# PROVIDED TEXT
::::

Posted in Ethics, Law, Philosophy, Politics, Universities & Colleges by Michael LaBossiere on July 21, 2014
English: Protesting academics in 2006 at UKZN

 (Photo credit: Wikipedia)

Academic freedom is a longstanding and generally well-supported right. In terms of its underpinnings, the obvious foundation is freedom of expression—the right to express views and ideas without being silenced. In the case of academic freedom, the expression is (obviously enough) in an academic context. It is typically taken as being more than just protection regarding making specific claims in that it is supposed to provide fairly broad protection in such matters as selecting books, developing curriculum and so on. It is also supposed to protect professors (tenured professors at least) from being fired or punished for expressing their views (in legitimate ways—it is not a license to say anything without consequences).

Stereotypically, defenders of academic freedom are seen as leftists. However, in somewhat recent years, some conservatives have come forth to accuse “the left” of restricting the academic freedom of conservative thinkers in accord with the doctrines of political correctness. While such matters are overstated in the usual hyperbole of politics, there are enough incidents of faculty being punished for holding views that are regarded as politically incorrect. For example, Mike Adams was apparently denied promotion to full professor on the basis of his political engagement rather than a legitimate lack in his qualifications. There have also been proposals to use a standard of academic justice to replace academic freedom. While the idea of justice certainly sounds nice, the proposal is to substitute an ideological test in place of the general right—in short, academics could research what they wished, provided that it is consistent with the specific ideology. As might be suspected, I have written at length in opposition to this proposal. There have also been proposals from “the left” regarding trigger warnings and these proposals also provide a potential threat to academic freedom—a subject I have also written about.

::::

# DIRECTIVES
**a)** In the academic freedom post, what is named as the obvious foundation of academic freedom?
**b)** Please write the next part of the academic freedom post, picking up after its last sentence.
The material that comes next isn't needed.

::::

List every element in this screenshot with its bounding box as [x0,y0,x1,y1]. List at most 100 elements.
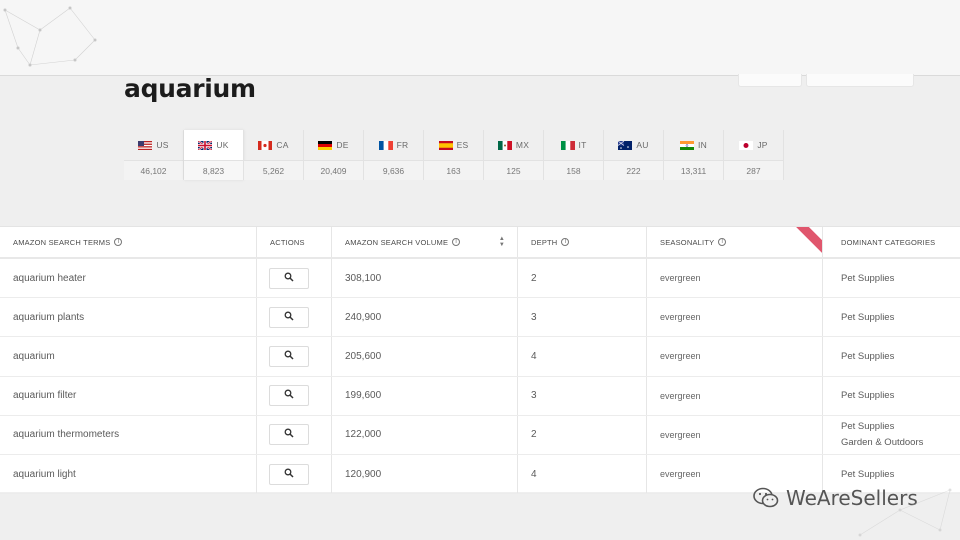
market-tab-uk[interactable]: UK 8,823 [184,130,244,180]
dominant-categories: Pet Supplies [823,298,960,336]
market-count: 9,636 [364,160,423,180]
new-ribbon [790,227,822,257]
market-tab-ca[interactable]: CA 5,262 [244,130,304,180]
market-tab-fr[interactable]: FR 9,636 [364,130,424,180]
category-label: Garden & Outdoors [841,437,924,449]
fr-flag-icon [378,140,393,150]
keyword-table: AMAZON SEARCH TERMS i ACTIONS AMAZON SEA… [0,226,960,495]
market-count: 222 [604,160,663,180]
search-term[interactable]: aquarium heater [0,259,257,298]
search-button[interactable] [269,424,309,446]
depth-value: 4 [518,337,647,376]
depth-value: 2 [518,259,647,298]
depth-value: 3 [518,298,647,337]
category-label: Pet Supplies [841,311,895,323]
us-flag-icon [138,140,153,150]
search-icon [284,389,294,402]
market-count: 46,102 [124,160,183,180]
header-dominant-categories[interactable]: DOMINANT CATEGORIES [823,227,960,257]
search-volume: 199,600 [332,376,518,415]
search-volume: 205,600 [332,337,518,376]
search-term[interactable]: aquarium filter [0,376,257,415]
search-button[interactable] [269,306,309,328]
wechat-icon [753,487,779,508]
market-count: 125 [484,160,543,180]
market-count: 5,262 [244,160,303,180]
search-button[interactable] [269,463,309,485]
it-flag-icon [560,140,575,150]
info-icon[interactable]: i [452,238,461,246]
search-term[interactable]: aquarium light [0,454,257,494]
search-volume: 240,900 [332,298,518,337]
dominant-categories: Pet Supplies [823,259,960,297]
dominant-categories: Pet Supplies [823,377,960,415]
search-button[interactable] [269,345,309,367]
market-tab-in[interactable]: IN 13,311 [664,130,724,180]
seasonality-value: evergreen [647,298,823,337]
table-row: aquarium plants 240,900 3 evergreen Pet Supp… [0,298,960,338]
seasonality-value: evergreen [647,376,823,415]
category-label: Pet Supplies [841,272,895,284]
header-search-terms[interactable]: AMAZON SEARCH TERMS i [0,227,257,257]
dominant-categories: Pet Supplies Garden & Outdoors [823,416,960,454]
table-body: aquarium heater 308,100 2 evergreen Pet Supp… [0,259,960,495]
market-tab-de[interactable]: DE 20,409 [304,130,364,180]
market-code: CA [276,140,289,150]
market-code: AU [636,140,649,150]
market-code: IN [698,140,707,150]
table-row: aquarium 205,600 4 evergreen Pet Supplies [0,337,960,377]
search-icon [284,311,294,324]
top-button-left[interactable] [738,74,802,87]
market-tab-us[interactable]: US 46,102 [124,130,184,180]
market-code: MX [515,140,530,150]
header-depth[interactable]: DEPTH i [518,227,647,257]
search-button[interactable] [269,385,309,407]
depth-value: 2 [518,415,647,454]
search-icon [284,468,294,481]
table-header: AMAZON SEARCH TERMS i ACTIONS AMAZON SEA… [0,227,960,259]
search-volume: 122,000 [332,415,518,454]
info-icon[interactable]: i [114,238,123,246]
uk-flag-icon [198,140,213,150]
sort-icon[interactable]: ▲ ▼ [499,236,505,248]
header-seasonality[interactable]: SEASONALITY i [647,227,823,257]
info-icon[interactable]: i [561,238,570,246]
market-code: JP [757,140,768,150]
info-icon[interactable]: i [718,238,727,246]
network-decoration [858,488,952,537]
market-count: 158 [544,160,603,180]
market-tab-jp[interactable]: JP 287 [724,130,784,180]
category-label: Pet Supplies [841,390,895,402]
dominant-categories: Pet Supplies [823,337,960,375]
market-tab-it[interactable]: IT 158 [544,130,604,180]
search-term[interactable]: aquarium [0,337,257,376]
table-row: aquarium filter 199,600 3 evergreen Pet Supp… [0,376,960,416]
table-row: aquarium heater 308,100 2 evergreen Pet Supp… [0,259,960,299]
top-button-right[interactable] [806,74,914,87]
seasonality-value: evergreen [647,337,823,376]
market-tab-au[interactable]: AU 222 [604,130,664,180]
market-code: UK [216,140,229,150]
top-bar [0,0,960,76]
market-count: 8,823 [184,160,243,180]
au-flag-icon [618,140,633,150]
market-count: 13,311 [664,160,723,180]
market-tabs: US 46,102 UK 8,823 CA 5,262 DE 20,409 FR 9,636 ES 1… [124,130,784,180]
market-tab-es[interactable]: ES 163 [424,130,484,180]
in-flag-icon [680,140,695,150]
market-tab-mx[interactable]: MX 125 [484,130,544,180]
search-icon [284,350,294,363]
seasonality-value: evergreen [647,259,823,298]
search-term[interactable]: aquarium thermometers [0,415,257,454]
de-flag-icon [318,140,333,150]
search-button[interactable] [269,267,309,289]
header-actions: ACTIONS [257,227,332,257]
depth-value: 3 [518,376,647,415]
category-label: Pet Supplies [841,350,895,362]
jp-flag-icon [739,140,754,150]
search-volume: 308,100 [332,259,518,298]
network-decoration [3,6,97,67]
search-term[interactable]: aquarium plants [0,298,257,337]
mx-flag-icon [497,140,512,150]
header-search-volume[interactable]: AMAZON SEARCH VOLUME i ▲ ▼ [332,227,518,257]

::::

# ANSWERS GIVEN
**a)** Freedom of expression, the right to express views and ideas without being silenced.

**b)**
While I am typically cast as being on “the left”, I take a consistent position regarding academic freedom—namely that I support it. Since I am consistent, this support extends to fellow professors whose views I disagree with—while I think they are wrong, I hold that they have as much right as I do to express these views. Even when (or especially when) they are regarded as “politically incorrect.”

One interesting problem of academic freedom arises for state colleges and universities. While even for-profit schools receive money from the government, state schools receive funding from the state—as decided by the state legislature. While academic institutes, they are subject to the control of the state government. To use a concrete example, Florida’s state legislature recently passed a law changing the general education requirements for all state schools, thus requiring faculty and administrators to implement the changes.

Given that the state government is (in theory) acting in accord with the “will of the people” and that the schools are funded with state money (that is, the people’s money), it is not unreasonable to believe that the state has the right to impose a degree of control over the schools. A rather important question is the extent to which the state should impose on academic freedom. As might be guessed, people answer this question based largely on their ideology.

As noted above, some of the loudest voices crying out for academic freedom these days are coming from the right. Somewhat ironically, one of the harshest impositions on academic freedom in recent years has come from that same right. To be specific, a senate panel of the Michigan senate banned courses at public schools “that promote or discourage organizing efforts.” The penalty for doing so is $500,000.

The University of Michigan was accused of breaking this rule because it offers courses on the history of labor. State Rep. Al Pscholka (who chairs the house panel controlling higher education funding) said, “I believe in academic freedom, and you’re going to have difficult subjects that you’re going to cover at any university. But this is a case where I think we’re almost encouraging labor disputes, and I don’t think that’s appropriate.” Interestingly, Pscholka praised the Supreme Court’s ruling on the Hobby Lobby case as a victory for religious freedom.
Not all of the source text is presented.